## The input
= = = = = = =
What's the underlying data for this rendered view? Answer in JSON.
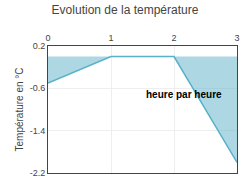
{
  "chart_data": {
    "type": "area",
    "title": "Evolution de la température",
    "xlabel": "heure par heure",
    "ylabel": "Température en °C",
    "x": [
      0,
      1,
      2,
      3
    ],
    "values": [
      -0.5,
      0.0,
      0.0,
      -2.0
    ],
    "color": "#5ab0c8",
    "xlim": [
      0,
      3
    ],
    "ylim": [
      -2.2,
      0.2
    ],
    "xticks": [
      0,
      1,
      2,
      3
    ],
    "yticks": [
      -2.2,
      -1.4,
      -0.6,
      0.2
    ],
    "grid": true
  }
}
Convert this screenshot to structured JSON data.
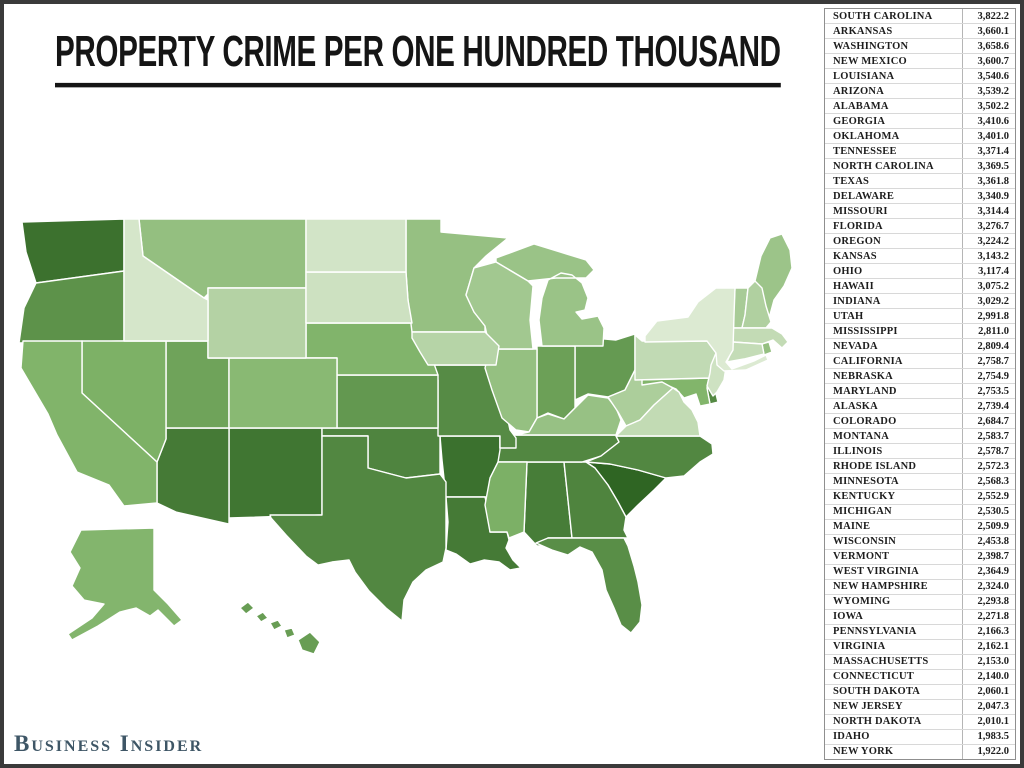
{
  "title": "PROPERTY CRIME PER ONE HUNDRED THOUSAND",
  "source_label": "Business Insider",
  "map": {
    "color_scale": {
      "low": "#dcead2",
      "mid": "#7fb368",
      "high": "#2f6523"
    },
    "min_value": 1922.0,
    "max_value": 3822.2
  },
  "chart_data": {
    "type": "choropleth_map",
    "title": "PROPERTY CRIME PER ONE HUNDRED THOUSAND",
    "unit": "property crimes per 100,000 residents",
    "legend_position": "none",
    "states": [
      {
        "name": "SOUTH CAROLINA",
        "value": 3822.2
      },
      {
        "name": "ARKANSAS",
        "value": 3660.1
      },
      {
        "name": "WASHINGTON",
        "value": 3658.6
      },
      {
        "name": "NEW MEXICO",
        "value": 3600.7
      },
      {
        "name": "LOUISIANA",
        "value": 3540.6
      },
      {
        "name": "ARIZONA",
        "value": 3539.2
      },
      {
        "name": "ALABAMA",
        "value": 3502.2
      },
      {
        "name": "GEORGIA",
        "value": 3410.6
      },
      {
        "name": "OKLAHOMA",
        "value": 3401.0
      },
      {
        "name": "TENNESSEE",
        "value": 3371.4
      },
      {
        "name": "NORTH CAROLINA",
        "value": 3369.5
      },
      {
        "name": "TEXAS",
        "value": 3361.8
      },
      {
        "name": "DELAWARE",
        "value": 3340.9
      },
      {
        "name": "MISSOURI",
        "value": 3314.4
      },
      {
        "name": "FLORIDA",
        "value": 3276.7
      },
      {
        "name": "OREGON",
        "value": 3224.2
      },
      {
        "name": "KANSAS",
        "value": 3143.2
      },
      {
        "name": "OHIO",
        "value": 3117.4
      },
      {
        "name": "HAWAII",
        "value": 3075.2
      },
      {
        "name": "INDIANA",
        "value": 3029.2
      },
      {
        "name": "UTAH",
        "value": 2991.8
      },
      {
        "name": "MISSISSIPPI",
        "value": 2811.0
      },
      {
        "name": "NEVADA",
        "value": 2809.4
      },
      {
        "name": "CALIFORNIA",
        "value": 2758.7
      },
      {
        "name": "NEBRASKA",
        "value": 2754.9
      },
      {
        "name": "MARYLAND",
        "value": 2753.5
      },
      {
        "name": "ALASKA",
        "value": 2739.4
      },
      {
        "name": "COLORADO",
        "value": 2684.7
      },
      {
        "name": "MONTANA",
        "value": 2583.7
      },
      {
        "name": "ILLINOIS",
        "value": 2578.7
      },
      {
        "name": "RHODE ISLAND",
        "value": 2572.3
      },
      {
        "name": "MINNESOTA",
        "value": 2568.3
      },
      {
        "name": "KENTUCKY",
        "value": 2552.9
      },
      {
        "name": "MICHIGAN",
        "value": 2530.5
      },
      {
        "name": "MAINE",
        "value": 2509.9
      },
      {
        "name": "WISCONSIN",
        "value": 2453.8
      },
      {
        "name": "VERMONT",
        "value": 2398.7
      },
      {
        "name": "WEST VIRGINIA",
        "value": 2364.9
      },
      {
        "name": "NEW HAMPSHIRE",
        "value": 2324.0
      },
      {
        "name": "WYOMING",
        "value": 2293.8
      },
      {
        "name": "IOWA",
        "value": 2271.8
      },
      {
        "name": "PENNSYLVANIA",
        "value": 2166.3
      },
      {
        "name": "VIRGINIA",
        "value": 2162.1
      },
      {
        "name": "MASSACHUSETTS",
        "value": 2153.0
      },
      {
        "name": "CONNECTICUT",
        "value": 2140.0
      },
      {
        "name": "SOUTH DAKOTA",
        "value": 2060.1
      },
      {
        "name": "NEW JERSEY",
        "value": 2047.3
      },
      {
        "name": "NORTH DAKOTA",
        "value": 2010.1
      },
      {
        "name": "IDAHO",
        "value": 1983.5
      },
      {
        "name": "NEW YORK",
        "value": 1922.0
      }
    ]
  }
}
= = = = = = =
Reproduce the whole listing above word for word, but not its pictures.

## Exercise output
What's the underlying data for this rendered view? Answer in JSON.
{
  "chart_data": {
    "type": "area",
    "title": "Evolution de la température",
    "xlabel": "heure par heure",
    "ylabel": "Température en °C",
    "x": [
      0,
      1,
      2,
      3
    ],
    "values": [
      -0.5,
      0.0,
      0.0,
      -2.0
    ],
    "color": "#5ab0c8",
    "xlim": [
      0,
      3
    ],
    "ylim": [
      -2.2,
      0.2
    ],
    "xticks": [
      0,
      1,
      2,
      3
    ],
    "yticks": [
      -2.2,
      -1.4,
      -0.6,
      0.2
    ],
    "grid": true
  }
}
Convert this screenshot to structured JSON data.
{
  "title": "PROPERTY CRIME PER ONE HUNDRED THOUSAND",
  "source_label": "Business Insider",
  "map": {
    "color_scale": {
      "low": "#dcead2",
      "mid": "#7fb368",
      "high": "#2f6523"
    },
    "min_value": 1922.0,
    "max_value": 3822.2
  },
  "chart_data": {
    "type": "choropleth_map",
    "title": "PROPERTY CRIME PER ONE HUNDRED THOUSAND",
    "unit": "property crimes per 100,000 residents",
    "legend_position": "none",
    "states": [
      {
        "name": "SOUTH CAROLINA",
        "value": 3822.2
      },
      {
        "name": "ARKANSAS",
        "value": 3660.1
      },
      {
        "name": "WASHINGTON",
        "value": 3658.6
      },
      {
        "name": "NEW MEXICO",
        "value": 3600.7
      },
      {
        "name": "LOUISIANA",
        "value": 3540.6
      },
      {
        "name": "ARIZONA",
        "value": 3539.2
      },
      {
        "name": "ALABAMA",
        "value": 3502.2
      },
      {
        "name": "GEORGIA",
        "value": 3410.6
      },
      {
        "name": "OKLAHOMA",
        "value": 3401.0
      },
      {
        "name": "TENNESSEE",
        "value": 3371.4
      },
      {
        "name": "NORTH CAROLINA",
        "value": 3369.5
      },
      {
        "name": "TEXAS",
        "value": 3361.8
      },
      {
        "name": "DELAWARE",
        "value": 3340.9
      },
      {
        "name": "MISSOURI",
        "value": 3314.4
      },
      {
        "name": "FLORIDA",
        "value": 3276.7
      },
      {
        "name": "OREGON",
        "value": 3224.2
      },
      {
        "name": "KANSAS",
        "value": 3143.2
      },
      {
        "name": "OHIO",
        "value": 3117.4
      },
      {
        "name": "HAWAII",
        "value": 3075.2
      },
      {
        "name": "INDIANA",
        "value": 3029.2
      },
      {
        "name": "UTAH",
        "value": 2991.8
      },
      {
        "name": "MISSISSIPPI",
        "value": 2811.0
      },
      {
        "name": "NEVADA",
        "value": 2809.4
      },
      {
        "name": "CALIFORNIA",
        "value": 2758.7
      },
      {
        "name": "NEBRASKA",
        "value": 2754.9
      },
      {
        "name": "MARYLAND",
        "value": 2753.5
      },
      {
        "name": "ALASKA",
        "value": 2739.4
      },
      {
        "name": "COLORADO",
        "value": 2684.7
      },
      {
        "name": "MONTANA",
        "value": 2583.7
      },
      {
        "name": "ILLINOIS",
        "value": 2578.7
      },
      {
        "name": "RHODE ISLAND",
        "value": 2572.3
      },
      {
        "name": "MINNESOTA",
        "value": 2568.3
      },
      {
        "name": "KENTUCKY",
        "value": 2552.9
      },
      {
        "name": "MICHIGAN",
        "value": 2530.5
      },
      {
        "name": "MAINE",
        "value": 2509.9
      },
      {
        "name": "WISCONSIN",
        "value": 2453.8
      },
      {
        "name": "VERMONT",
        "value": 2398.7
      },
      {
        "name": "WEST VIRGINIA",
        "value": 2364.9
      },
      {
        "name": "NEW HAMPSHIRE",
        "value": 2324.0
      },
      {
        "name": "WYOMING",
        "value": 2293.8
      },
      {
        "name": "IOWA",
        "value": 2271.8
      },
      {
        "name": "PENNSYLVANIA",
        "value": 2166.3
      },
      {
        "name": "VIRGINIA",
        "value": 2162.1
      },
      {
        "name": "MASSACHUSETTS",
        "value": 2153.0
      },
      {
        "name": "CONNECTICUT",
        "value": 2140.0
      },
      {
        "name": "SOUTH DAKOTA",
        "value": 2060.1
      },
      {
        "name": "NEW JERSEY",
        "value": 2047.3
      },
      {
        "name": "NORTH DAKOTA",
        "value": 2010.1
      },
      {
        "name": "IDAHO",
        "value": 1983.5
      },
      {
        "name": "NEW YORK",
        "value": 1922.0
      }
    ]
  }
}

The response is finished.